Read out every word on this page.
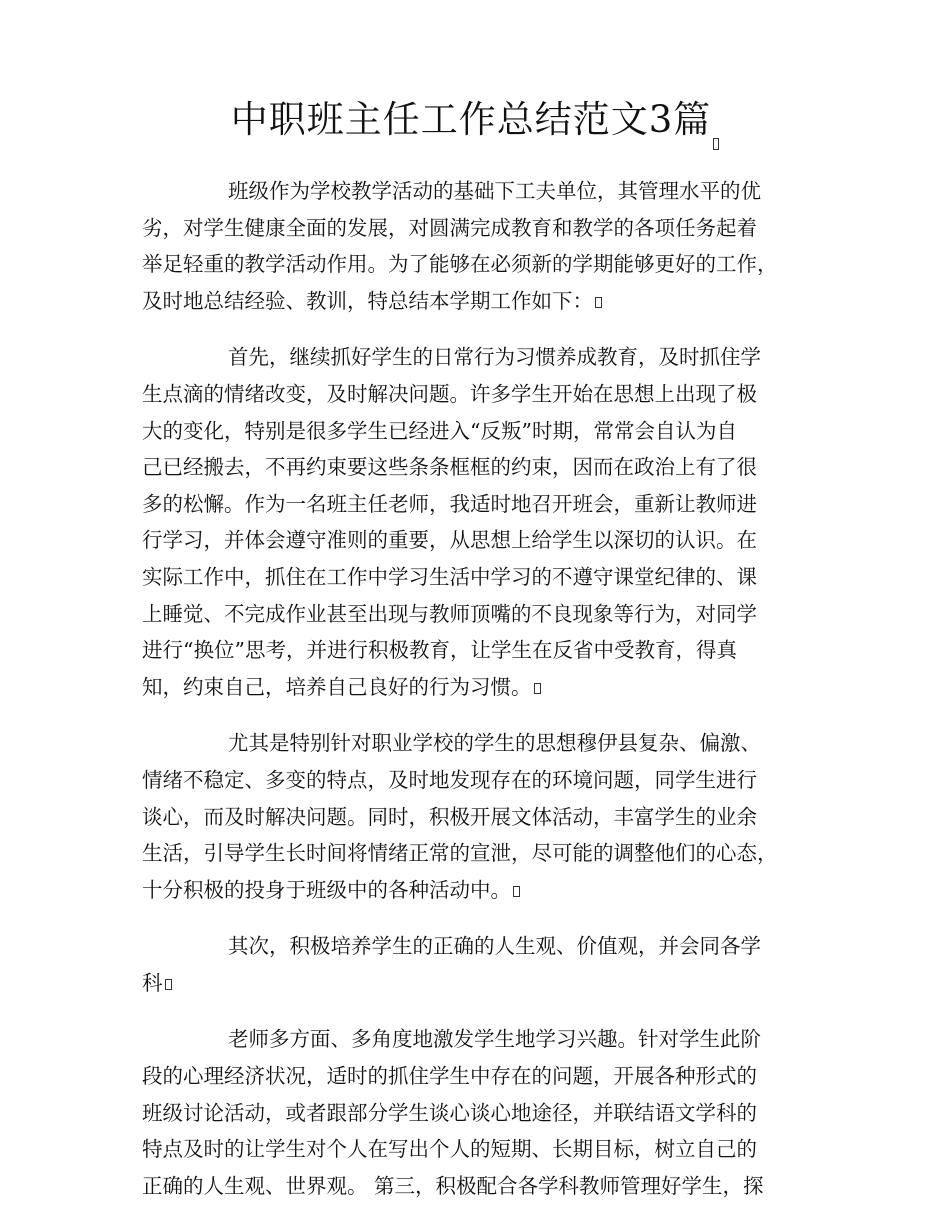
中职班主任工作总结范文3篇
班级作为学校教学活动的基础下工夫单位，其管理水平的优
劣，对学生健康全面的发展，对圆满完成教育和教学的各项任务起着
举足轻重的教学活动作用。为了能够在必须新的学期能够更好的工作，
及时地总结经验、教训，特总结本学期工作如下：
首先，继续抓好学生的日常行为习惯养成教育，及时抓住学
生点滴的情绪改变，及时解决问题。许多学生开始在思想上出现了极
大的变化，特别是很多学生已经进入“反叛”时期，常常会自认为自
己已经搬去，不再约束要这些条条框框的约束，因而在政治上有了很
多的松懈。作为一名班主任老师，我适时地召开班会，重新让教师进
行学习，并体会遵守准则的重要，从思想上给学生以深切的认识。在
实际工作中，抓住在工作中学习生活中学习的不遵守课堂纪律的、课
上睡觉、不完成作业甚至出现与教师顶嘴的不良现象等行为，对同学
进行“换位”思考，并进行积极教育，让学生在反省中受教育，得真
知，约束自己，培养自己良好的行为习惯。
尤其是特别针对职业学校的学生的思想穆伊县复杂、偏激、
情绪不稳定、多变的特点，及时地发现存在的环境问题，同学生进行
谈心，而及时解决问题。同时，积极开展文体活动，丰富学生的业余
生活，引导学生长时间将情绪正常的宣泄，尽可能的调整他们的心态，
十分积极的投身于班级中的各种活动中。
其次，积极培养学生的正确的人生观、价值观，并会同各学
科
老师多方面、多角度地激发学生地学习兴趣。针对学生此阶
段的心理经济状况，适时的抓住学生中存在的问题，开展各种形式的
班级讨论活动，或者跟部分学生谈心谈心地途径，并联结语文学科的
特点及时的让学生对个人在写出个人的短期、长期目标，树立自己的
正确的人生观、世界观。 第三，积极配合各学科教师管理好学生，探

*****

Extract the full listing exactly, with the pictures left out.

Read out every word on this page.
中职班主任工作总结范文3篇
班级作为学校教学活动的基础下工夫单位，其管理水平的优
劣，对学生健康全面的发展，对圆满完成教育和教学的各项任务起着
举足轻重的教学活动作用。为了能够在必须新的学期能够更好的工作，
及时地总结经验、教训，特总结本学期工作如下：
首先，继续抓好学生的日常行为习惯养成教育，及时抓住学
生点滴的情绪改变，及时解决问题。许多学生开始在思想上出现了极
大的变化，特别是很多学生已经进入“反叛”时期，常常会自认为自
己已经搬去，不再约束要这些条条框框的约束，因而在政治上有了很
多的松懈。作为一名班主任老师，我适时地召开班会，重新让教师进
行学习，并体会遵守准则的重要，从思想上给学生以深切的认识。在
实际工作中，抓住在工作中学习生活中学习的不遵守课堂纪律的、课
上睡觉、不完成作业甚至出现与教师顶嘴的不良现象等行为，对同学
进行“换位”思考，并进行积极教育，让学生在反省中受教育，得真
知，约束自己，培养自己良好的行为习惯。
尤其是特别针对职业学校的学生的思想穆伊县复杂、偏激、
情绪不稳定、多变的特点，及时地发现存在的环境问题，同学生进行
谈心，而及时解决问题。同时，积极开展文体活动，丰富学生的业余
生活，引导学生长时间将情绪正常的宣泄，尽可能的调整他们的心态，
十分积极的投身于班级中的各种活动中。
其次，积极培养学生的正确的人生观、价值观，并会同各学
科
老师多方面、多角度地激发学生地学习兴趣。针对学生此阶
段的心理经济状况，适时的抓住学生中存在的问题，开展各种形式的
班级讨论活动，或者跟部分学生谈心谈心地途径，并联结语文学科的
特点及时的让学生对个人在写出个人的短期、长期目标，树立自己的
正确的人生观、世界观。 第三，积极配合各学科教师管理好学生，探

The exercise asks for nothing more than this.